**Available data**
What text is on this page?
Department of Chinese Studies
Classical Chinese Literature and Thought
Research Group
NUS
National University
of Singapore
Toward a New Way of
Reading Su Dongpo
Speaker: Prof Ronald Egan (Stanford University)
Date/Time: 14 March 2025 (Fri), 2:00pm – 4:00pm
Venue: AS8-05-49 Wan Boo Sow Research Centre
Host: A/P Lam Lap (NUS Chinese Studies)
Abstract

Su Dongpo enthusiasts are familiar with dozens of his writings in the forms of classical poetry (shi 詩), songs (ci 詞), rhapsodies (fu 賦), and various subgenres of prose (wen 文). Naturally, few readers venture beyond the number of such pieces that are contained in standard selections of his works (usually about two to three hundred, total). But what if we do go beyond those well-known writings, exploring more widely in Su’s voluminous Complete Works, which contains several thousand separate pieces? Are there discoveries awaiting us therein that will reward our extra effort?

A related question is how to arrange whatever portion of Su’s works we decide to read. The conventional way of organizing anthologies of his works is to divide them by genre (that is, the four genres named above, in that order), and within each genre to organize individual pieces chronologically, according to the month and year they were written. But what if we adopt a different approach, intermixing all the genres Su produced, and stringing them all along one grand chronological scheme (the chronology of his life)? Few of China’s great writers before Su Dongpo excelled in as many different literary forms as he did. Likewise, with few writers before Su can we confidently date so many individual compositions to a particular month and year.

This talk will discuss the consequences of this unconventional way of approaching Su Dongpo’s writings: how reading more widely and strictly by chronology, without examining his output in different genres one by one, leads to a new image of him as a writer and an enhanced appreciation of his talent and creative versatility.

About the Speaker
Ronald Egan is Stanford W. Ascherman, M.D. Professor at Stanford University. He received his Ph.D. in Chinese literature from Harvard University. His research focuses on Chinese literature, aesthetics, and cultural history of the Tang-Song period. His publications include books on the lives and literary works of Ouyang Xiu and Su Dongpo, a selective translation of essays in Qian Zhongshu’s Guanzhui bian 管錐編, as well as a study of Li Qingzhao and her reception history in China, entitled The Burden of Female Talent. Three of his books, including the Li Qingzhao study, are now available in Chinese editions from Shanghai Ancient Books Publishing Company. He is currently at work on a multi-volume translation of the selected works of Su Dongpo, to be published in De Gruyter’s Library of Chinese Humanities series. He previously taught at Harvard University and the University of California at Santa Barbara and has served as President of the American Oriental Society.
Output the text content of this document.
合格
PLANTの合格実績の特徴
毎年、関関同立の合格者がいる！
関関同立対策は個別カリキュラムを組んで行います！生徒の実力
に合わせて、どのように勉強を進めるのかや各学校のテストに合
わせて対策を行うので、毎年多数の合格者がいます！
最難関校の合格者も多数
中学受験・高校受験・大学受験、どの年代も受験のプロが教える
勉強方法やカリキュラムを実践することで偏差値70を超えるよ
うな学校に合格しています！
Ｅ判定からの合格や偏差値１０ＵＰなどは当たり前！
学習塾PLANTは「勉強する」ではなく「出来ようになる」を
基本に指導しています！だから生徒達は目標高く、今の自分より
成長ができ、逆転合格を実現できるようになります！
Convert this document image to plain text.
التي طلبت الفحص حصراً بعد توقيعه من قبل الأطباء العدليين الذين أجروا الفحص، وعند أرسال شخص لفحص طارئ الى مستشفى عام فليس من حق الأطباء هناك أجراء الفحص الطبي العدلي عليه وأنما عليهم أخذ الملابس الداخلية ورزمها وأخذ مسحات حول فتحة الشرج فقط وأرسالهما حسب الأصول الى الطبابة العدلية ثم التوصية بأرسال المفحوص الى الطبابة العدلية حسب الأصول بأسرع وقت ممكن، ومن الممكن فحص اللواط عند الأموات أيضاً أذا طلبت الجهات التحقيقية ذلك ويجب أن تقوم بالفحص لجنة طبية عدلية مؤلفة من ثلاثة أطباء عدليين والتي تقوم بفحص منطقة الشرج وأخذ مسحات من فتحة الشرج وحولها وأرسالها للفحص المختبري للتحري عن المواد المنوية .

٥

**Written instruction**
Retype the entries exactly, including every line.

**Answer to this problem**
What text is on this page?
Department of Chinese Studies
Classical Chinese Literature and Thought
Research Group
NUS
National University
of Singapore
Toward a New Way of
Reading Su Dongpo
Speaker: Prof Ronald Egan (Stanford University)
Date/Time: 14 March 2025 (Fri), 2:00pm – 4:00pm
Venue: AS8-05-49 Wan Boo Sow Research Centre
Host: A/P Lam Lap (NUS Chinese Studies)
Abstract

Su Dongpo enthusiasts are familiar with dozens of his writings in the forms of classical poetry (shi 詩), songs (ci 詞), rhapsodies (fu 賦), and various subgenres of prose (wen 文). Naturally, few readers venture beyond the number of such pieces that are contained in standard selections of his works (usually about two to three hundred, total). But what if we do go beyond those well-known writings, exploring more widely in Su’s voluminous Complete Works, which contains several thousand separate pieces? Are there discoveries awaiting us therein that will reward our extra effort?

A related question is how to arrange whatever portion of Su’s works we decide to read. The conventional way of organizing anthologies of his works is to divide them by genre (that is, the four genres named above, in that order), and within each genre to organize individual pieces chronologically, according to the month and year they were written. But what if we adopt a different approach, intermixing all the genres Su produced, and stringing them all along one grand chronological scheme (the chronology of his life)? Few of China’s great writers before Su Dongpo excelled in as many different literary forms as he did. Likewise, with few writers before Su can we confidently date so many individual compositions to a particular month and year.

This talk will discuss the consequences of this unconventional way of approaching Su Dongpo’s writings: how reading more widely and strictly by chronology, without examining his output in different genres one by one, leads to a new image of him as a writer and an enhanced appreciation of his talent and creative versatility.

About the Speaker
Ronald Egan is Stanford W. Ascherman, M.D. Professor at Stanford University. He received his Ph.D. in Chinese literature from Harvard University. His research focuses on Chinese literature, aesthetics, and cultural history of the Tang-Song period. His publications include books on the lives and literary works of Ouyang Xiu and Su Dongpo, a selective translation of essays in Qian Zhongshu’s Guanzhui bian 管錐編, as well as a study of Li Qingzhao and her reception history in China, entitled The Burden of Female Talent. Three of his books, including the Li Qingzhao study, are now available in Chinese editions from Shanghai Ancient Books Publishing Company. He is currently at work on a multi-volume translation of the selected works of Su Dongpo, to be published in De Gruyter’s Library of Chinese Humanities series. He previously taught at Harvard University and the University of California at Santa Barbara and has served as President of the American Oriental Society.
Output the text content of this document.
合格
PLANTの合格実績の特徴
毎年、関関同立の合格者がいる！
関関同立対策は個別カリキュラムを組んで行います！生徒の実力
に合わせて、どのように勉強を進めるのかや各学校のテストに合
わせて対策を行うので、毎年多数の合格者がいます！
最難関校の合格者も多数
中学受験・高校受験・大学受験、どの年代も受験のプロが教える
勉強方法やカリキュラムを実践することで偏差値70を超えるよ
うな学校に合格しています！
Ｅ判定からの合格や偏差値１０ＵＰなどは当たり前！
学習塾PLANTは「勉強する」ではなく「出来ようになる」を
基本に指導しています！だから生徒達は目標高く、今の自分より
成長ができ、逆転合格を実現できるようになります！
Convert this document image to plain text.
التي طلبت الفحص حصراً بعد توقيعه من قبل الأطباء العدليين الذين أجروا الفحص، وعند أرسال شخص لفحص طارئ الى مستشفى عام فليس من حق الأطباء هناك أجراء الفحص الطبي العدلي عليه وأنما عليهم أخذ الملابس الداخلية ورزمها وأخذ مسحات حول فتحة الشرج فقط وأرسالهما حسب الأصول الى الطبابة العدلية ثم التوصية بأرسال المفحوص الى الطبابة العدلية حسب الأصول بأسرع وقت ممكن، ومن الممكن فحص اللواط عند الأموات أيضاً أذا طلبت الجهات التحقيقية ذلك ويجب أن تقوم بالفحص لجنة طبية عدلية مؤلفة من ثلاثة أطباء عدليين والتي تقوم بفحص منطقة الشرج وأخذ مسحات من فتحة الشرج وحولها وأرسالها للفحص المختبري للتحري عن المواد المنوية .

٥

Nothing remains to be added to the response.